Exercise ▸
Copy all lines that contain the word "qualified".

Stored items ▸

# # # # #

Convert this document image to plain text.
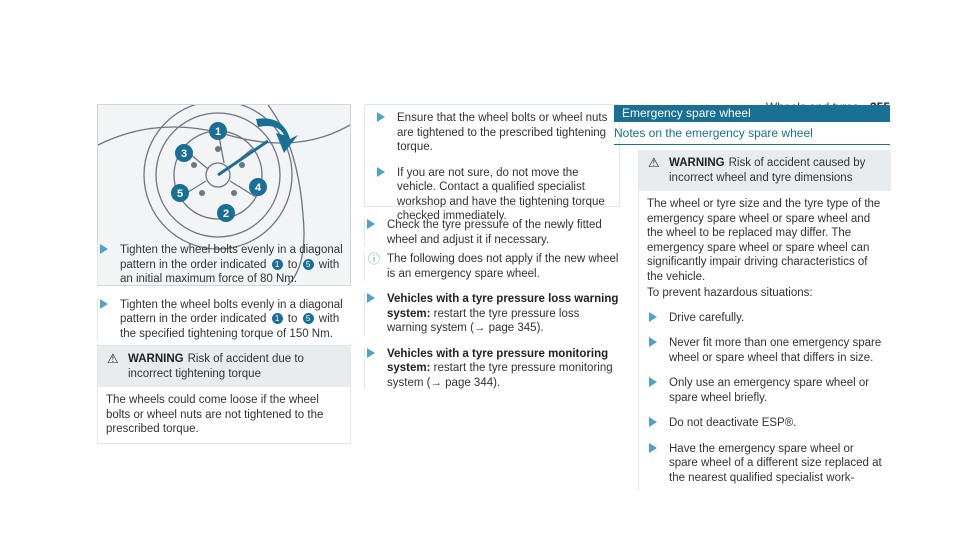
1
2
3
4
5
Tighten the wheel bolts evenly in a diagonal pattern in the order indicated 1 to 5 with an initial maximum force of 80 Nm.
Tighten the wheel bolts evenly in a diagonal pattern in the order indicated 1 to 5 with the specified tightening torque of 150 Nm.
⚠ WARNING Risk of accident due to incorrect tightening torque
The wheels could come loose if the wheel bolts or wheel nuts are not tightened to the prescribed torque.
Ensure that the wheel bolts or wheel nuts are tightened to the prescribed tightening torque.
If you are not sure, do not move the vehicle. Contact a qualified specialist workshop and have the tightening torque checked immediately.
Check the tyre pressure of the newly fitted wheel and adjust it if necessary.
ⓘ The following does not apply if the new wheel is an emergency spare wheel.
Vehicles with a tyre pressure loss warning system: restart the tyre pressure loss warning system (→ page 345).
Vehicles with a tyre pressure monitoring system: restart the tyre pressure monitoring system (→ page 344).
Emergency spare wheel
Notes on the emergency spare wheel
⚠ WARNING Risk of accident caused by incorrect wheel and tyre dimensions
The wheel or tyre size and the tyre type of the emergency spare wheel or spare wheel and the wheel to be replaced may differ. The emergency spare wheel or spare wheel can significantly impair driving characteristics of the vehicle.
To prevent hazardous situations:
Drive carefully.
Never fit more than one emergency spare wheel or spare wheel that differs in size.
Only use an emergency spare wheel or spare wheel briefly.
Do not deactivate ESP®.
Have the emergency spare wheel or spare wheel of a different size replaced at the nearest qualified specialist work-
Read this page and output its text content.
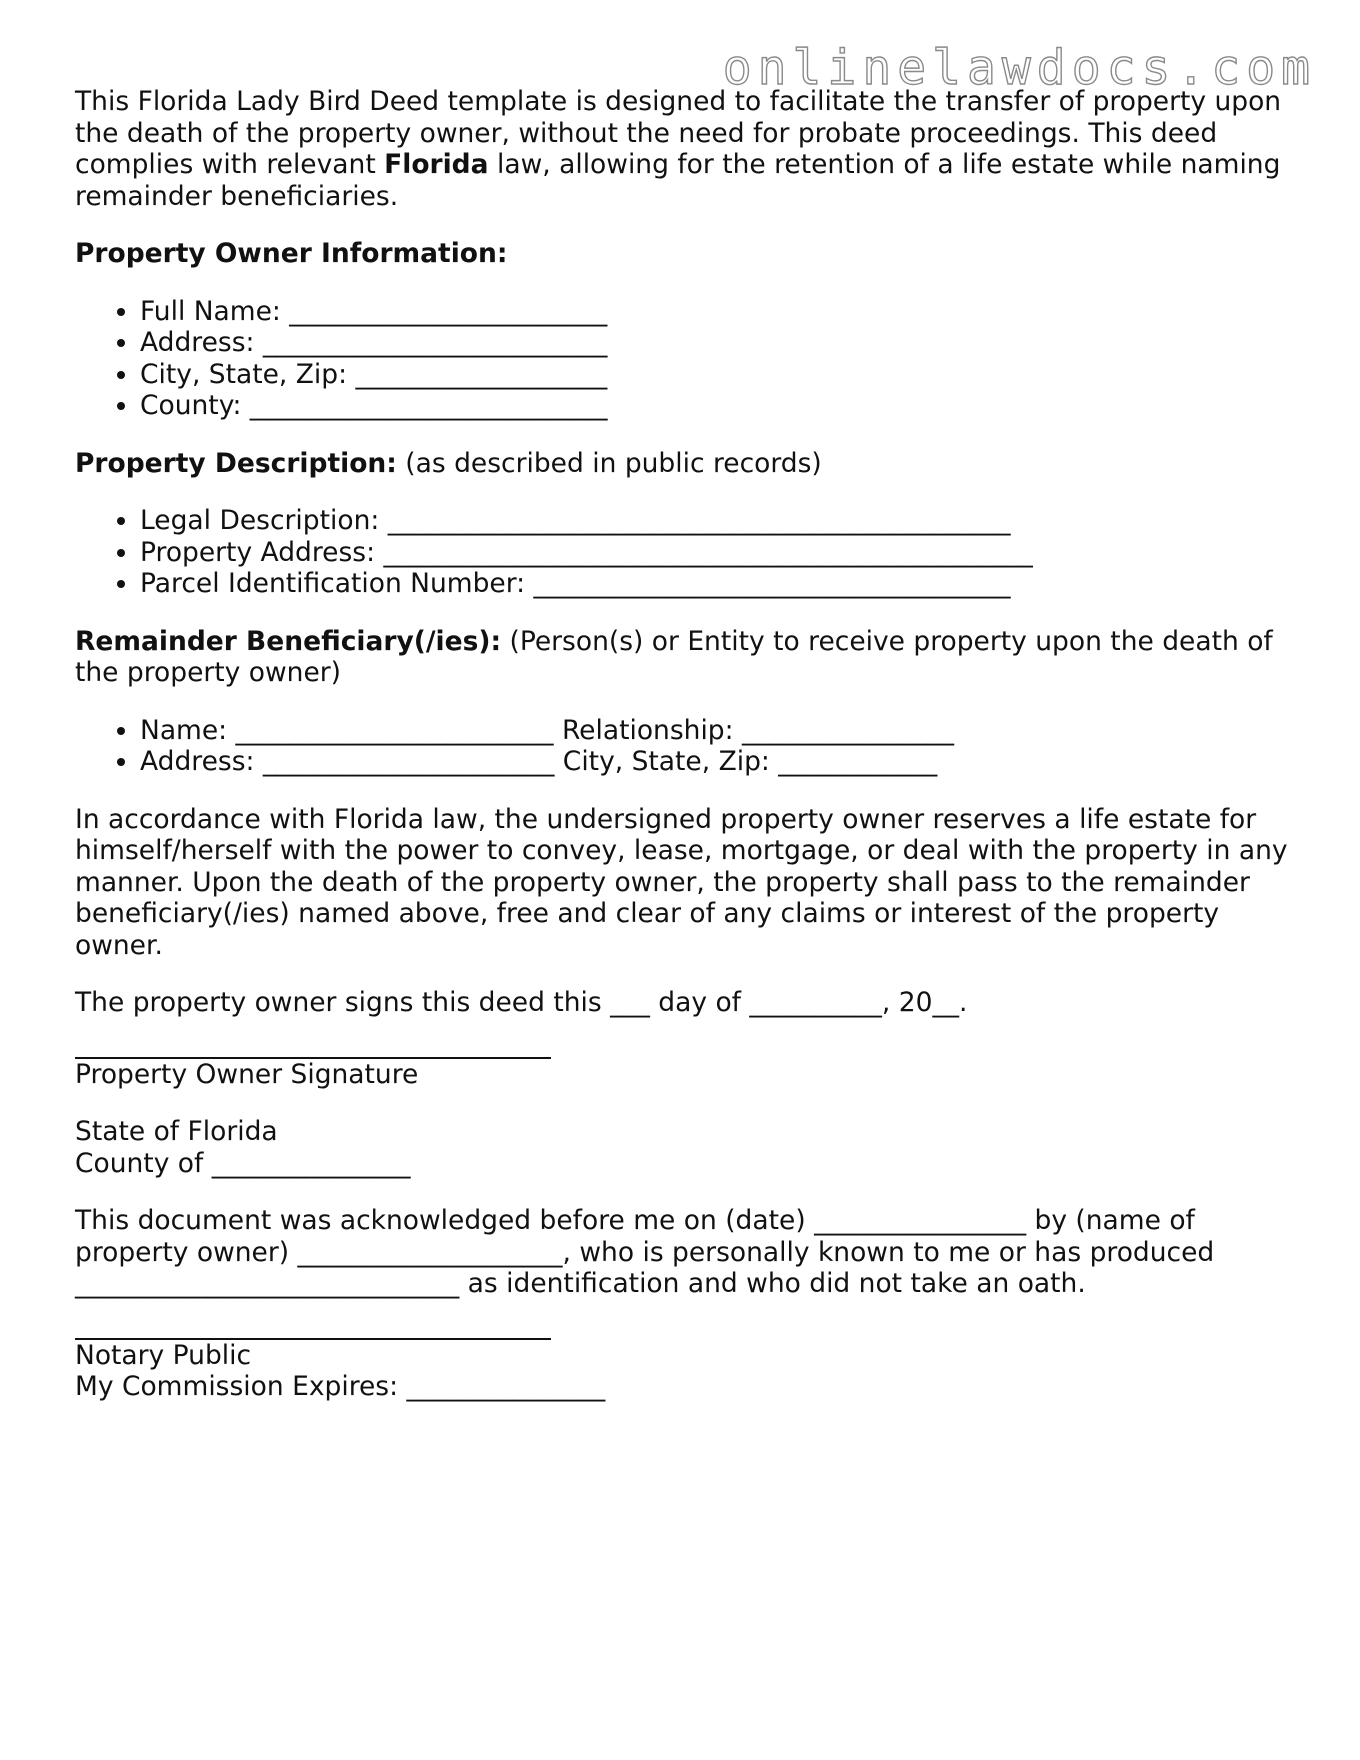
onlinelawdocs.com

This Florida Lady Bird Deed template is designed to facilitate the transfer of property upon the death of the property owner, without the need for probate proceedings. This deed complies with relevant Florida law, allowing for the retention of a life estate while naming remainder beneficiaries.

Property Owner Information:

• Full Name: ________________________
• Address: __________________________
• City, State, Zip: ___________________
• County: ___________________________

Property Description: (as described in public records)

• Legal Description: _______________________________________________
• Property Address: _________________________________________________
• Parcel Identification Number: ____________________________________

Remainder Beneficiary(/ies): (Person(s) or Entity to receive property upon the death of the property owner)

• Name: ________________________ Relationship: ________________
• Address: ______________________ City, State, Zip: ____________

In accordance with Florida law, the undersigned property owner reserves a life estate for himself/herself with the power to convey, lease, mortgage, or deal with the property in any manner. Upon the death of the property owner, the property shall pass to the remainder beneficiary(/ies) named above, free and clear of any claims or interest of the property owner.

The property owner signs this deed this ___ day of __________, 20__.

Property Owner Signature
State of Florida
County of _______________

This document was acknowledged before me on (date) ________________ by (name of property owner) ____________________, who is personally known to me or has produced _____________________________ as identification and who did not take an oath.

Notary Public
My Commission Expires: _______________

# # # # #

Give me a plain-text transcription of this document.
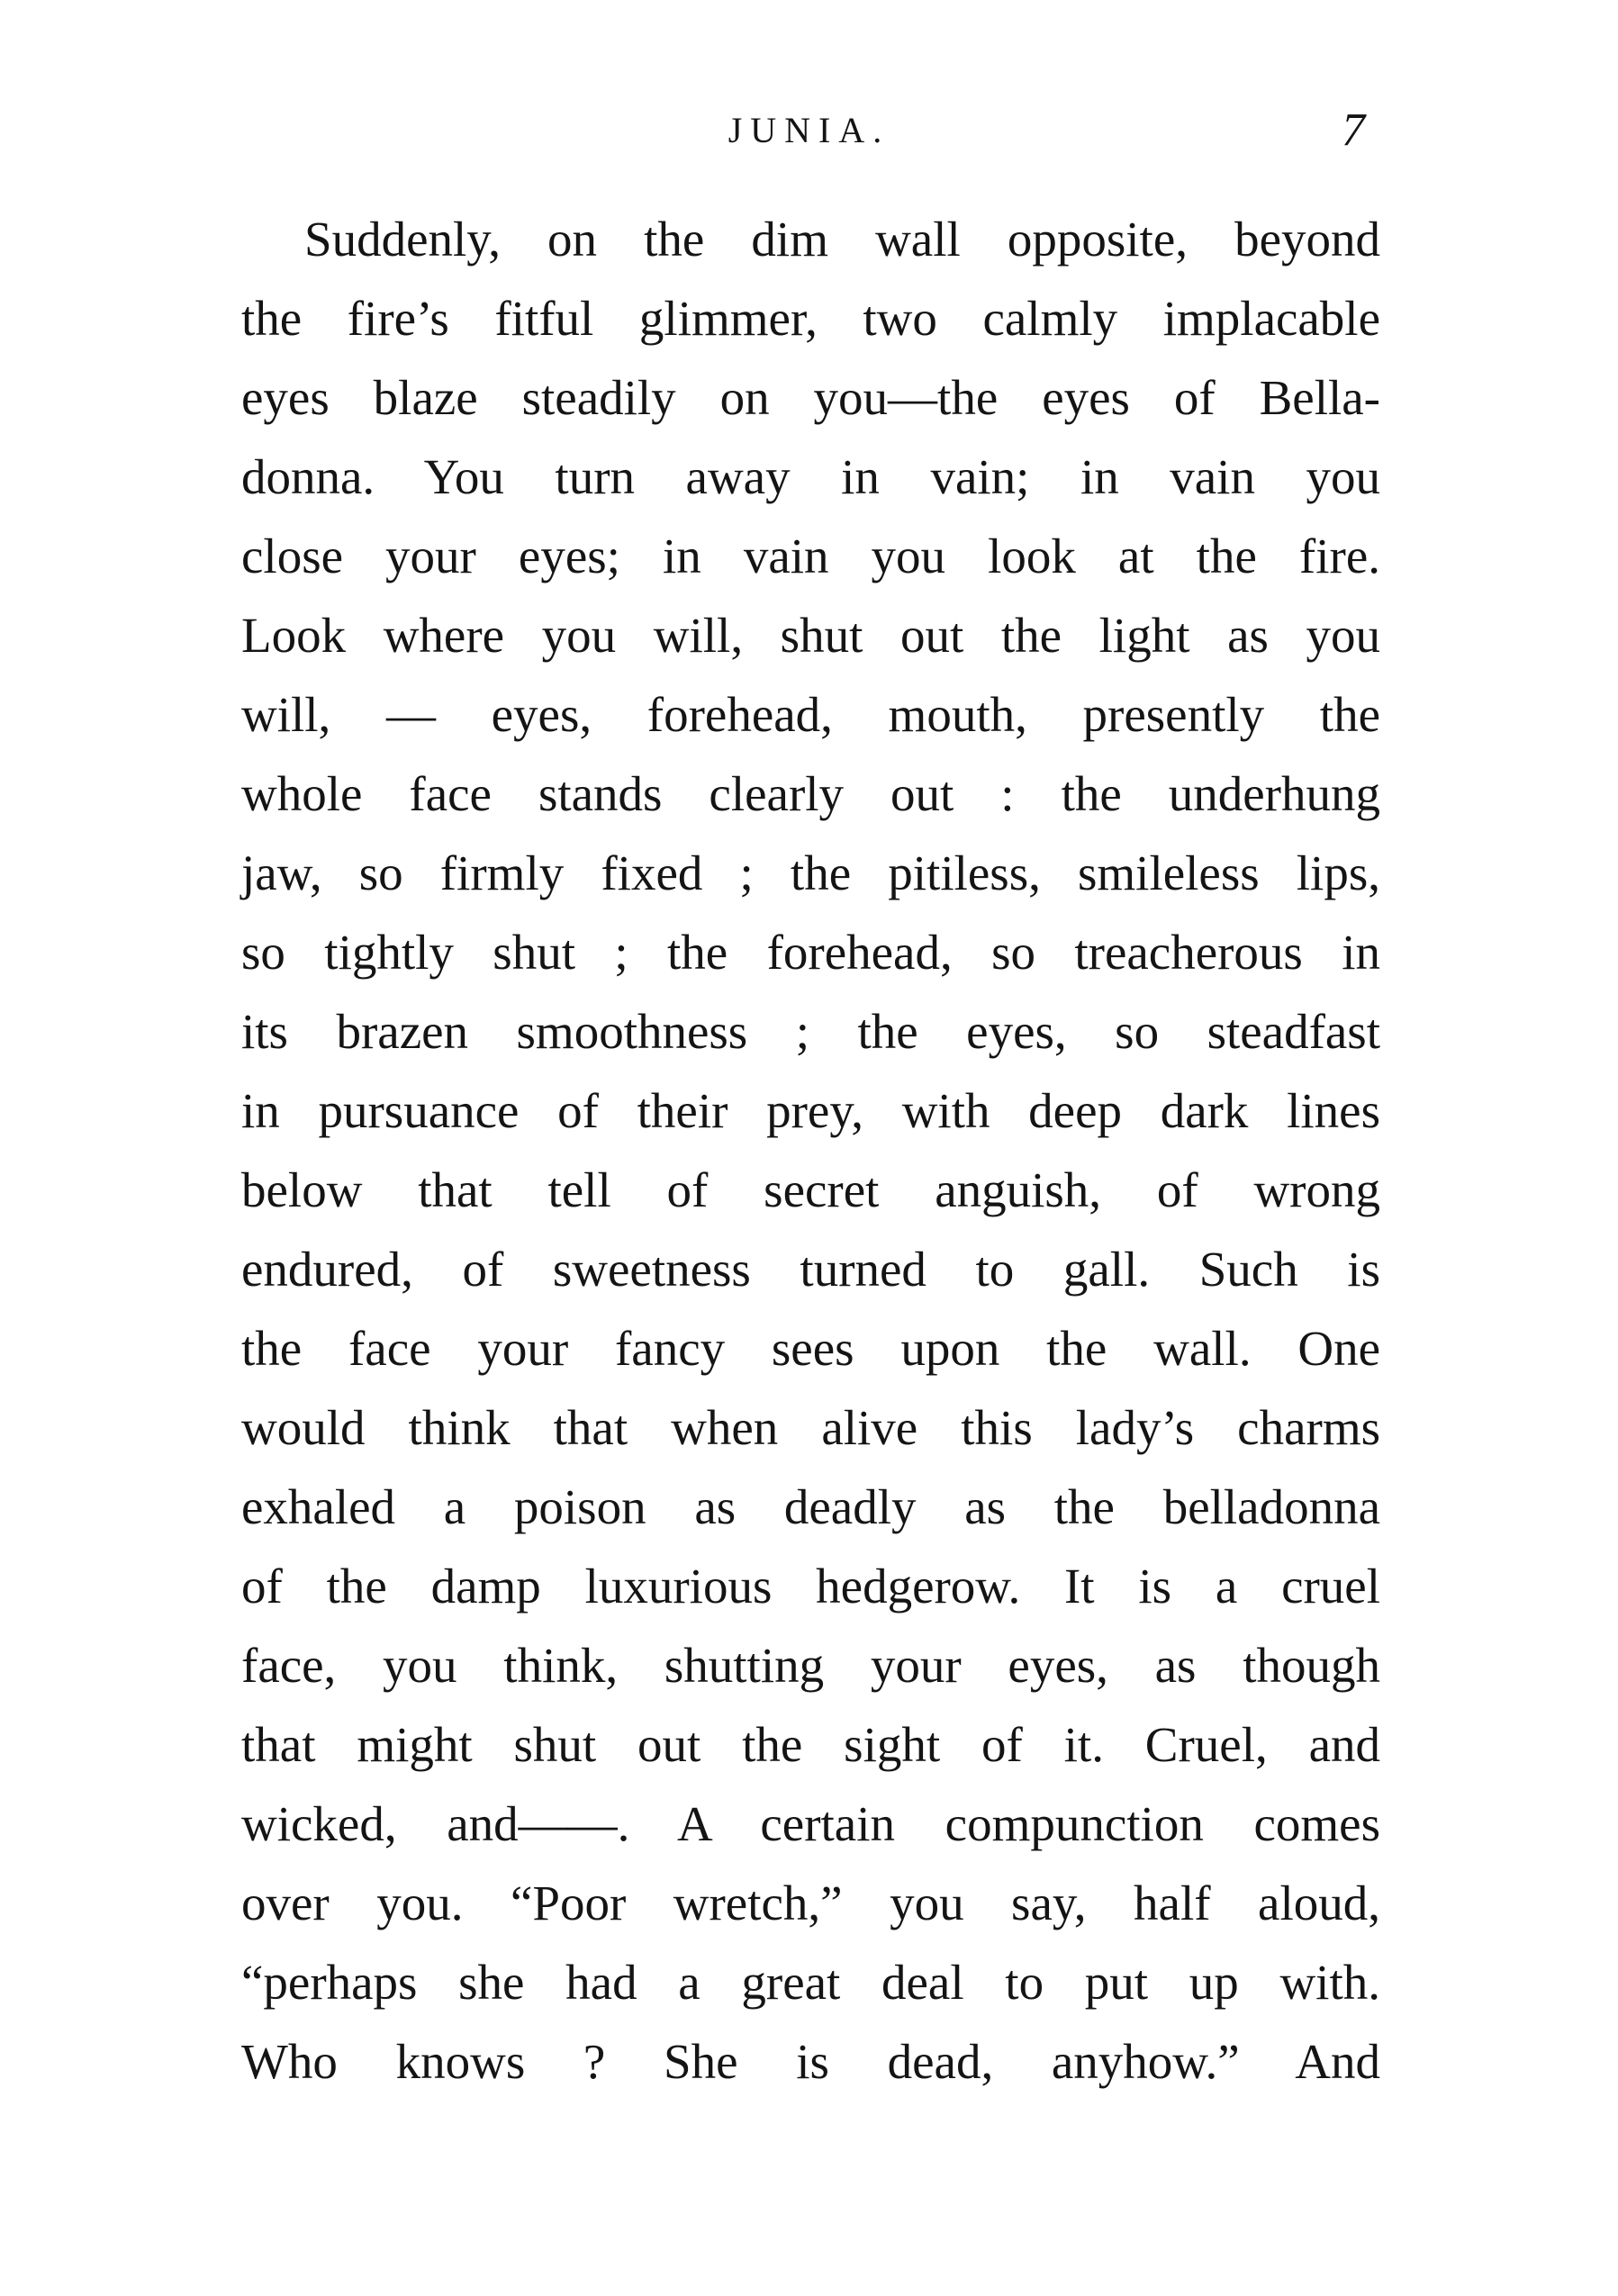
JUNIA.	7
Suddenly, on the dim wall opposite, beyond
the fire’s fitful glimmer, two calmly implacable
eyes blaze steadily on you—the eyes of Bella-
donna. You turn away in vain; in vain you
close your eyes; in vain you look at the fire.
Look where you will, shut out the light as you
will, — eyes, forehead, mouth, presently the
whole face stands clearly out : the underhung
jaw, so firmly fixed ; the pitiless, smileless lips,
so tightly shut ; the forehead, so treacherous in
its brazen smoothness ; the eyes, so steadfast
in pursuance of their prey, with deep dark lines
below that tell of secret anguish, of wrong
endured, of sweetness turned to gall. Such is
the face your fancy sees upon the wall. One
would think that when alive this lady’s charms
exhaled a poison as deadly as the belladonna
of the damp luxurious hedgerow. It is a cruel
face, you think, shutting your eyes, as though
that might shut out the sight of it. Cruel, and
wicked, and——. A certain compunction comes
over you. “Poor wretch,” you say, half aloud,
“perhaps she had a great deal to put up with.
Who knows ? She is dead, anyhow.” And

# # # # #

Answer to the task ▸
If you are not sure, do not move the vehicle. Contact a qualified specialist workshop and have the tightening torque checked immediately.
Have the emergency spare wheel or spare wheel of a different size replaced at the nearest qualified specialist work-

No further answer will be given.